• Short task: Gather every line that includes the word "rest", please.

--- START OF Data shown ---

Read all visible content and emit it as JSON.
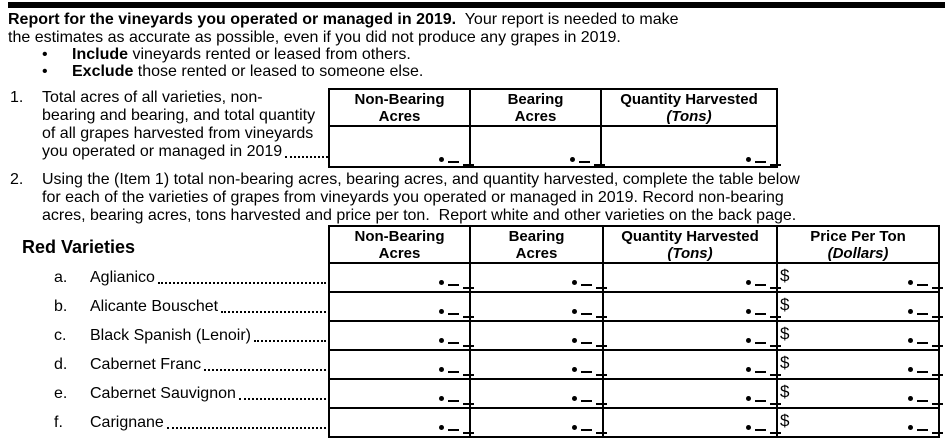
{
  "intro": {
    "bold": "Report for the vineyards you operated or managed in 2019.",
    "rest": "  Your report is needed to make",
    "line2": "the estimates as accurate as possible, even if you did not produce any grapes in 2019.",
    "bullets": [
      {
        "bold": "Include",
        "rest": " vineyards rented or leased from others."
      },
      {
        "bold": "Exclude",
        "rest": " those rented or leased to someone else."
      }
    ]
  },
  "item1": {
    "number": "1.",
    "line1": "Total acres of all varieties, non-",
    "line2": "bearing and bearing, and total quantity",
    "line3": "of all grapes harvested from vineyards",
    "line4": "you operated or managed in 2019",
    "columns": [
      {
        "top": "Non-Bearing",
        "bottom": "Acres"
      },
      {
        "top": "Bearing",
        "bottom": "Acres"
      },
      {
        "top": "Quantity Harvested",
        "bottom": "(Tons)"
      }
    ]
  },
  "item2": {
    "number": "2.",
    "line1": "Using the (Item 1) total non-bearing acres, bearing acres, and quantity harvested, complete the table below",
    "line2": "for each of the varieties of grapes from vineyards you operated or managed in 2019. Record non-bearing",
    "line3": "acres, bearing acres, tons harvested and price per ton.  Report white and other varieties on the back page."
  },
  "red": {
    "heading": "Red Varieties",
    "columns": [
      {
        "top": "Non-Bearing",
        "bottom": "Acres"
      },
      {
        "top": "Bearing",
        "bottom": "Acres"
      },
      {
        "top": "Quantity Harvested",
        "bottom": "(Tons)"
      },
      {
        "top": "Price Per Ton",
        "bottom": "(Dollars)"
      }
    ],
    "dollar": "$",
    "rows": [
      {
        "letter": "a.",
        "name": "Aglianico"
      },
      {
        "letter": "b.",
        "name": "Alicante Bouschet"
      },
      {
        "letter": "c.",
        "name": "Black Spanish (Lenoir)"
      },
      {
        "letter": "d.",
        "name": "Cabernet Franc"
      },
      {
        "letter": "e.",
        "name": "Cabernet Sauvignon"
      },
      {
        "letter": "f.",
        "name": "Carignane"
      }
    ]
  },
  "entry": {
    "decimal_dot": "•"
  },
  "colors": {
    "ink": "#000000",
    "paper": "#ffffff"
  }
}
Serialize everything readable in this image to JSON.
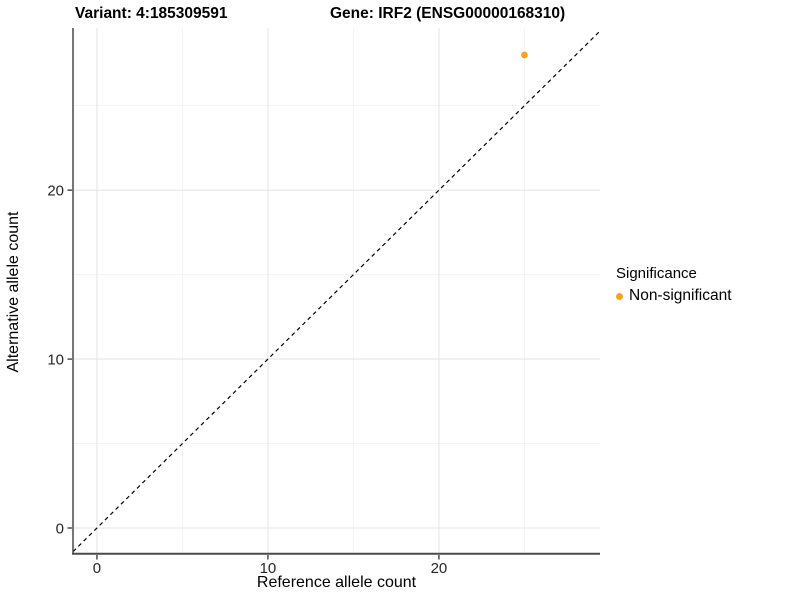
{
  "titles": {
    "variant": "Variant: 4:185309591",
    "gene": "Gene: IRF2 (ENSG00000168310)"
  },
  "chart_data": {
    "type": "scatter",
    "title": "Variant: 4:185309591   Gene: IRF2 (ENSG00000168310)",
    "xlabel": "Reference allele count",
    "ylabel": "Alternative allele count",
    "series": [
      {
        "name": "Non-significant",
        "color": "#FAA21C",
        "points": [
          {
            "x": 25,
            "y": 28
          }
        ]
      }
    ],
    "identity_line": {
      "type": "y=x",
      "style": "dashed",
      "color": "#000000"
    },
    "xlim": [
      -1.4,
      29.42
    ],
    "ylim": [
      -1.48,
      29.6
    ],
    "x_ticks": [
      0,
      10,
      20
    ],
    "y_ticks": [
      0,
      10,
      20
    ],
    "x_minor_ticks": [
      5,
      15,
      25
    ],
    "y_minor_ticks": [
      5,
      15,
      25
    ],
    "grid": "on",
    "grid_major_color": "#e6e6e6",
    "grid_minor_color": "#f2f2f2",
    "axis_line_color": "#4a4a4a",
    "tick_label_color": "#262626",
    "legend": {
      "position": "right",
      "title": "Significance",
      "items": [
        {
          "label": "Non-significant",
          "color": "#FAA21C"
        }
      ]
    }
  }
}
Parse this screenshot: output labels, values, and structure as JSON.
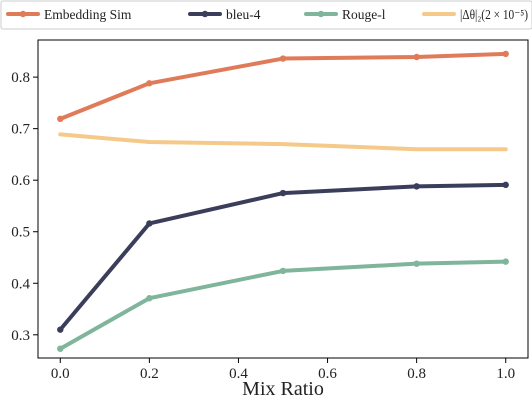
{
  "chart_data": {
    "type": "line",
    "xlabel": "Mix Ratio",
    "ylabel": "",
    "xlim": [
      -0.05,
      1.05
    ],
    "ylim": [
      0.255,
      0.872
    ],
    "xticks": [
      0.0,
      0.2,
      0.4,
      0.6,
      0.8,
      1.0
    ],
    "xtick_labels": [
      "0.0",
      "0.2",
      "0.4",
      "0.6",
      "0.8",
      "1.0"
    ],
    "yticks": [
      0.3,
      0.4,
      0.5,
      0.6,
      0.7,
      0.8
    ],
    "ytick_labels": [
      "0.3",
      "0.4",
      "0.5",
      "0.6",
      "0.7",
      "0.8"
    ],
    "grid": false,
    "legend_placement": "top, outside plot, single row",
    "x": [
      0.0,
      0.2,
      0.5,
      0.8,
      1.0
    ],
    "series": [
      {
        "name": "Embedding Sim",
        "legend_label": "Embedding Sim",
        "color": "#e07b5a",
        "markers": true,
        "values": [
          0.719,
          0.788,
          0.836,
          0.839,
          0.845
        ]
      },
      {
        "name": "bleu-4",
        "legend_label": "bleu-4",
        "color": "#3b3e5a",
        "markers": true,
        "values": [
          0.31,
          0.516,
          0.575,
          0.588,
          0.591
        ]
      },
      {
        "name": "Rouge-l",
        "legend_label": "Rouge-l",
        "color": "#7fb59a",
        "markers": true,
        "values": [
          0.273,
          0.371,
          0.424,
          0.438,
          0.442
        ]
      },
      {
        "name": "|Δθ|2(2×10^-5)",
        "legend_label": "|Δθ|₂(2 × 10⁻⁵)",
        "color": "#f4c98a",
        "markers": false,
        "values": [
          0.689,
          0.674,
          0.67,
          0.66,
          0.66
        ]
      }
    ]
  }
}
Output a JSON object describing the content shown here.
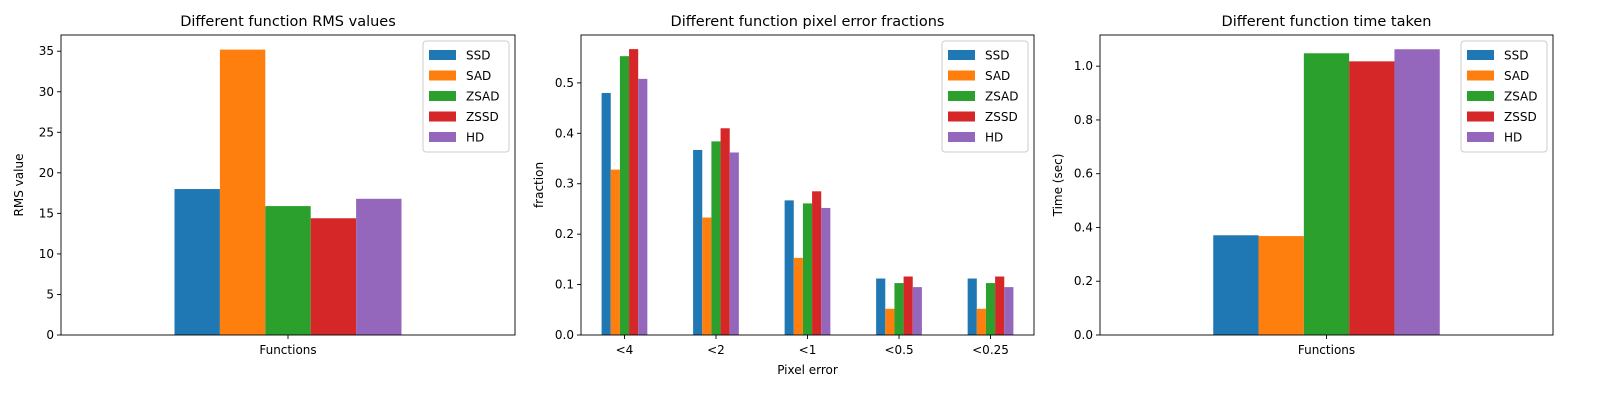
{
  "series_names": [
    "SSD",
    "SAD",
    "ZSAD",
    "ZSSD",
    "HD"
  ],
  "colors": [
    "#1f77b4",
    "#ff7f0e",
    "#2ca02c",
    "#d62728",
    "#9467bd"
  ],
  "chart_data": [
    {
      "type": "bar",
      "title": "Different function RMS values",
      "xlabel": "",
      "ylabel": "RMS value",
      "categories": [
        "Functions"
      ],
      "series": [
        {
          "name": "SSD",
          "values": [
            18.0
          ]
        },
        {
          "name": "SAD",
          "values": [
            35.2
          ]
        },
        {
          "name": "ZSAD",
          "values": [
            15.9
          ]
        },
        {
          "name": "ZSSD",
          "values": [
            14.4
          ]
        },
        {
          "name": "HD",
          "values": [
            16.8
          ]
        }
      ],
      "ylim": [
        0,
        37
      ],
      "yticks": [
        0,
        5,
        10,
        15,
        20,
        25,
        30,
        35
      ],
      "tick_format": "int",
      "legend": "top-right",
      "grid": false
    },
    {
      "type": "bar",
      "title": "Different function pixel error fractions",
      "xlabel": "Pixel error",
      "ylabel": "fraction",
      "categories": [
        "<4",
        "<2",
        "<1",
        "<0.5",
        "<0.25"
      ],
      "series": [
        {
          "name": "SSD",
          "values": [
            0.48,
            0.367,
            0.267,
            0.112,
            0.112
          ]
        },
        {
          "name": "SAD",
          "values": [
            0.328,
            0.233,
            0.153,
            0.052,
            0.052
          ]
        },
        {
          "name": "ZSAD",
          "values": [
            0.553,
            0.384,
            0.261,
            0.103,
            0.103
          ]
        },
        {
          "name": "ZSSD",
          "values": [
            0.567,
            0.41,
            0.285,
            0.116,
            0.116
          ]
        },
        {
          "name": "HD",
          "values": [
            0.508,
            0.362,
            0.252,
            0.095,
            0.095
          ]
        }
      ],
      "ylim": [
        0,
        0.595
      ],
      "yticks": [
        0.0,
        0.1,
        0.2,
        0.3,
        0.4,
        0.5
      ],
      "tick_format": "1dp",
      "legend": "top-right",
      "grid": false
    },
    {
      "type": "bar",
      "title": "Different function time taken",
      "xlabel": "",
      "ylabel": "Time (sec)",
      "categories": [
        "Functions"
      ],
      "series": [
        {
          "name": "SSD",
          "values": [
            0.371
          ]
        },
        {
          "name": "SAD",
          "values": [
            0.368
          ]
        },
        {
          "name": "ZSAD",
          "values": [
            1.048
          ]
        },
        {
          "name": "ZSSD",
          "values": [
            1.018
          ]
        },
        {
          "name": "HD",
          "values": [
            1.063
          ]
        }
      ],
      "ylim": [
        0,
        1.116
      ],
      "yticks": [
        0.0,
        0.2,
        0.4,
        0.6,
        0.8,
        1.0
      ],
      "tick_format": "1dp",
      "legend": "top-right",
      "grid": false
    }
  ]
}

--- END OF Data shown ---

• Final answer:
    "rest": "  Your report is needed to make",
        "rest": " vineyards rented or leased from others."
        "rest": " those rented or leased to someone else."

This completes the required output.